Data shown:
==============================
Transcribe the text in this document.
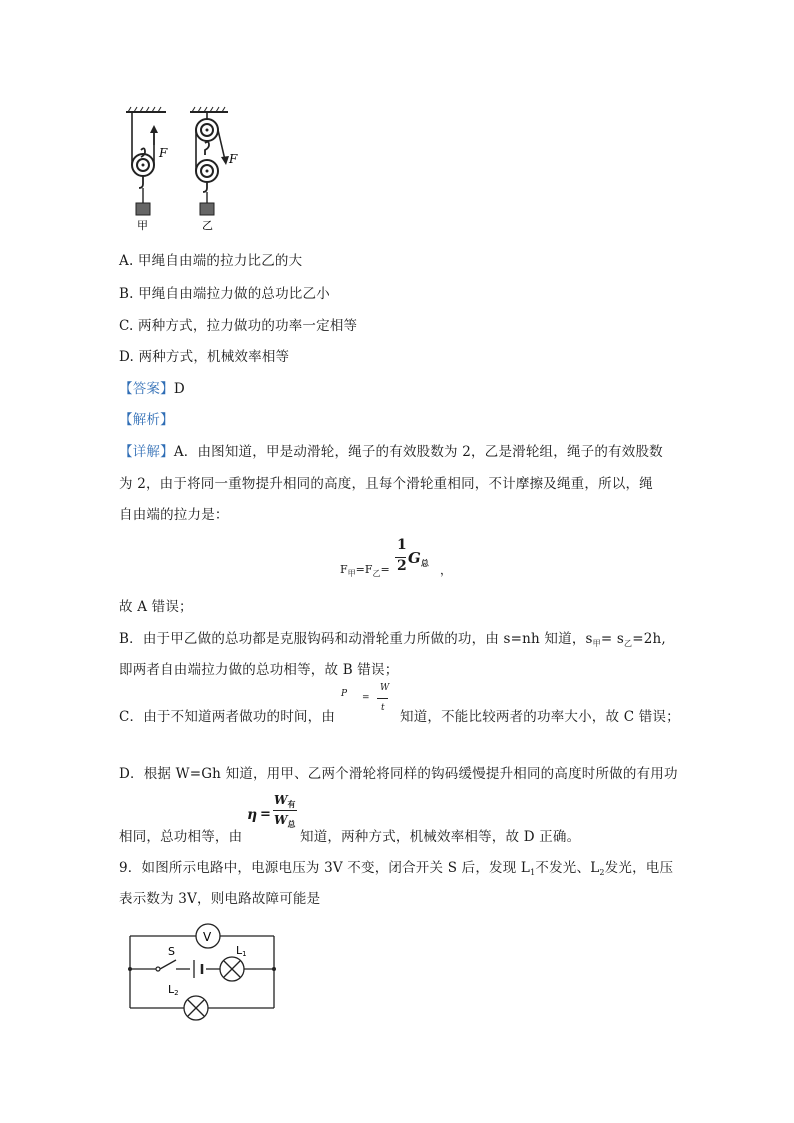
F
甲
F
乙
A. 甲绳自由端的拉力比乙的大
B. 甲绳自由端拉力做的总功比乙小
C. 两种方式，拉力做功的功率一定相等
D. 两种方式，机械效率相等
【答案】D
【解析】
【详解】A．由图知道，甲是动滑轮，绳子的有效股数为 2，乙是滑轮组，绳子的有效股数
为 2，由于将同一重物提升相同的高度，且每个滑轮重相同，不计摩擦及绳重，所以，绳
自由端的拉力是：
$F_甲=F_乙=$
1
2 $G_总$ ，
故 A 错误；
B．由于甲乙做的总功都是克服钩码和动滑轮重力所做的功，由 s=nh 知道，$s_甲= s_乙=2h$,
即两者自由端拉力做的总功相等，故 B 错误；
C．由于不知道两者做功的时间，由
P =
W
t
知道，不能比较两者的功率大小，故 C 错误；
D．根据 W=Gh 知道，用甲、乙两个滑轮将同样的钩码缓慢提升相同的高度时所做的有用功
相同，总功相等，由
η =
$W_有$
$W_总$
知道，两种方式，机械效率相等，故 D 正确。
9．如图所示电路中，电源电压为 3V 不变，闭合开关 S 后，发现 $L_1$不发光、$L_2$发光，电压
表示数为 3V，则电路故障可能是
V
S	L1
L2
==============================
Your objective:
Transcribe the records above exactly, omitting every picture they contain.

The completed task:
Transcribe the text in this document.
F
甲
F
乙
A. 甲绳自由端的拉力比乙的大
B. 甲绳自由端拉力做的总功比乙小
C. 两种方式，拉力做功的功率一定相等
D. 两种方式，机械效率相等
【答案】D
【解析】
【详解】A．由图知道，甲是动滑轮，绳子的有效股数为 2，乙是滑轮组，绳子的有效股数
为 2，由于将同一重物提升相同的高度，且每个滑轮重相同，不计摩擦及绳重，所以，绳
自由端的拉力是：
$F_甲=F_乙=$
1
2 $G_总$ ，
故 A 错误；
B．由于甲乙做的总功都是克服钩码和动滑轮重力所做的功，由 s=nh 知道，$s_甲= s_乙=2h$,
即两者自由端拉力做的总功相等，故 B 错误；
C．由于不知道两者做功的时间，由
P =
W
t
知道，不能比较两者的功率大小，故 C 错误；
D．根据 W=Gh 知道，用甲、乙两个滑轮将同样的钩码缓慢提升相同的高度时所做的有用功
相同，总功相等，由
η =
$W_有$
$W_总$
知道，两种方式，机械效率相等，故 D 正确。
9．如图所示电路中，电源电压为 3V 不变，闭合开关 S 后，发现 $L_1$不发光、$L_2$发光，电压
表示数为 3V，则电路故障可能是
V
S	L1
L2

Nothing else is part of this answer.